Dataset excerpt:

## Start

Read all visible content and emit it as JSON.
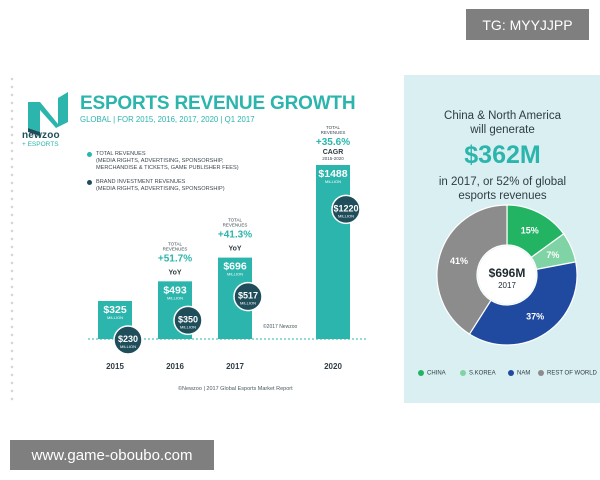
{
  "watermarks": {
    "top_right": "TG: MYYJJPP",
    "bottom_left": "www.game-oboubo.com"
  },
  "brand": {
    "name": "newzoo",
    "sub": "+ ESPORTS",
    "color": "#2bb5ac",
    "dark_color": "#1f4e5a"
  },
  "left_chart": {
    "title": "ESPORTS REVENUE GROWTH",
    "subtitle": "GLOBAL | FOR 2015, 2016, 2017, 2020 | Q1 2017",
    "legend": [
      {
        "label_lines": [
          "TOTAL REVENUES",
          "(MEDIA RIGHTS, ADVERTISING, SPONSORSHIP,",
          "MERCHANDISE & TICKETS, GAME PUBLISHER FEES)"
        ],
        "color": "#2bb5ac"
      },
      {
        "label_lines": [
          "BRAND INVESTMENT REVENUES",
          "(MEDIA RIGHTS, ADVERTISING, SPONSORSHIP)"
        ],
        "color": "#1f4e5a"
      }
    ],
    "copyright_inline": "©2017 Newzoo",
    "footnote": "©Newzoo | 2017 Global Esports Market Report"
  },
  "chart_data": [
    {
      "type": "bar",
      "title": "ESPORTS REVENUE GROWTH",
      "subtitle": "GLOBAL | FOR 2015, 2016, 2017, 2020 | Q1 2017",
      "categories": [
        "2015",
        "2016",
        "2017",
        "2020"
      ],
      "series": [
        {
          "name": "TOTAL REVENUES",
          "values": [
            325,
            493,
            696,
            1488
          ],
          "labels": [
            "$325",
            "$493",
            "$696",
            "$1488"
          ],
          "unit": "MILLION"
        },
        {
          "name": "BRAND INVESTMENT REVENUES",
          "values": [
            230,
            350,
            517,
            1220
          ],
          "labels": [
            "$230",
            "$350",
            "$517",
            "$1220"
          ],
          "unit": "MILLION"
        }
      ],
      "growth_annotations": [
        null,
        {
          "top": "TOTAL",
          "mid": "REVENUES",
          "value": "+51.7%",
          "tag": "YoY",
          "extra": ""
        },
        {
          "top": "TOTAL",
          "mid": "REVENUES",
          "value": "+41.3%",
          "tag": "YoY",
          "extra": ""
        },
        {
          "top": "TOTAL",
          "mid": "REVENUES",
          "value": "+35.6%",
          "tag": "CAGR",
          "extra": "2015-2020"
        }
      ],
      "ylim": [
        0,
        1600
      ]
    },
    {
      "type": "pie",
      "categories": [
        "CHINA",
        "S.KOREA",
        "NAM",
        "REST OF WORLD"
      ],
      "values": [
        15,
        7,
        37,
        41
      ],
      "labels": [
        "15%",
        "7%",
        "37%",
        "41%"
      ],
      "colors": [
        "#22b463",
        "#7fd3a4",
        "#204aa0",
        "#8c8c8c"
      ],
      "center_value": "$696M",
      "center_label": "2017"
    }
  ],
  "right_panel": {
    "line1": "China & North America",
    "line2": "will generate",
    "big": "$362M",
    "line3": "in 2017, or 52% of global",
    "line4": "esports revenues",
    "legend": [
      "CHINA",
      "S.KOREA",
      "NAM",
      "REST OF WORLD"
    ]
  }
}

## End

Task brief:
Leaving aside the images, write out the entries above word for word.

Task response:
Read all visible content and emit it as JSON.
{
  "watermarks": {
    "top_right": "TG: MYYJJPP",
    "bottom_left": "www.game-oboubo.com"
  },
  "brand": {
    "name": "newzoo",
    "sub": "+ ESPORTS",
    "color": "#2bb5ac",
    "dark_color": "#1f4e5a"
  },
  "left_chart": {
    "title": "ESPORTS REVENUE GROWTH",
    "subtitle": "GLOBAL | FOR 2015, 2016, 2017, 2020 | Q1 2017",
    "legend": [
      {
        "label_lines": [
          "TOTAL REVENUES",
          "(MEDIA RIGHTS, ADVERTISING, SPONSORSHIP,",
          "MERCHANDISE & TICKETS, GAME PUBLISHER FEES)"
        ],
        "color": "#2bb5ac"
      },
      {
        "label_lines": [
          "BRAND INVESTMENT REVENUES",
          "(MEDIA RIGHTS, ADVERTISING, SPONSORSHIP)"
        ],
        "color": "#1f4e5a"
      }
    ],
    "copyright_inline": "©2017 Newzoo",
    "footnote": "©Newzoo | 2017 Global Esports Market Report"
  },
  "chart_data": [
    {
      "type": "bar",
      "title": "ESPORTS REVENUE GROWTH",
      "subtitle": "GLOBAL | FOR 2015, 2016, 2017, 2020 | Q1 2017",
      "categories": [
        "2015",
        "2016",
        "2017",
        "2020"
      ],
      "series": [
        {
          "name": "TOTAL REVENUES",
          "values": [
            325,
            493,
            696,
            1488
          ],
          "labels": [
            "$325",
            "$493",
            "$696",
            "$1488"
          ],
          "unit": "MILLION"
        },
        {
          "name": "BRAND INVESTMENT REVENUES",
          "values": [
            230,
            350,
            517,
            1220
          ],
          "labels": [
            "$230",
            "$350",
            "$517",
            "$1220"
          ],
          "unit": "MILLION"
        }
      ],
      "growth_annotations": [
        null,
        {
          "top": "TOTAL",
          "mid": "REVENUES",
          "value": "+51.7%",
          "tag": "YoY",
          "extra": ""
        },
        {
          "top": "TOTAL",
          "mid": "REVENUES",
          "value": "+41.3%",
          "tag": "YoY",
          "extra": ""
        },
        {
          "top": "TOTAL",
          "mid": "REVENUES",
          "value": "+35.6%",
          "tag": "CAGR",
          "extra": "2015-2020"
        }
      ],
      "ylim": [
        0,
        1600
      ]
    },
    {
      "type": "pie",
      "categories": [
        "CHINA",
        "S.KOREA",
        "NAM",
        "REST OF WORLD"
      ],
      "values": [
        15,
        7,
        37,
        41
      ],
      "labels": [
        "15%",
        "7%",
        "37%",
        "41%"
      ],
      "colors": [
        "#22b463",
        "#7fd3a4",
        "#204aa0",
        "#8c8c8c"
      ],
      "center_value": "$696M",
      "center_label": "2017"
    }
  ],
  "right_panel": {
    "line1": "China & North America",
    "line2": "will generate",
    "big": "$362M",
    "line3": "in 2017, or 52% of global",
    "line4": "esports revenues",
    "legend": [
      "CHINA",
      "S.KOREA",
      "NAM",
      "REST OF WORLD"
    ]
  }
}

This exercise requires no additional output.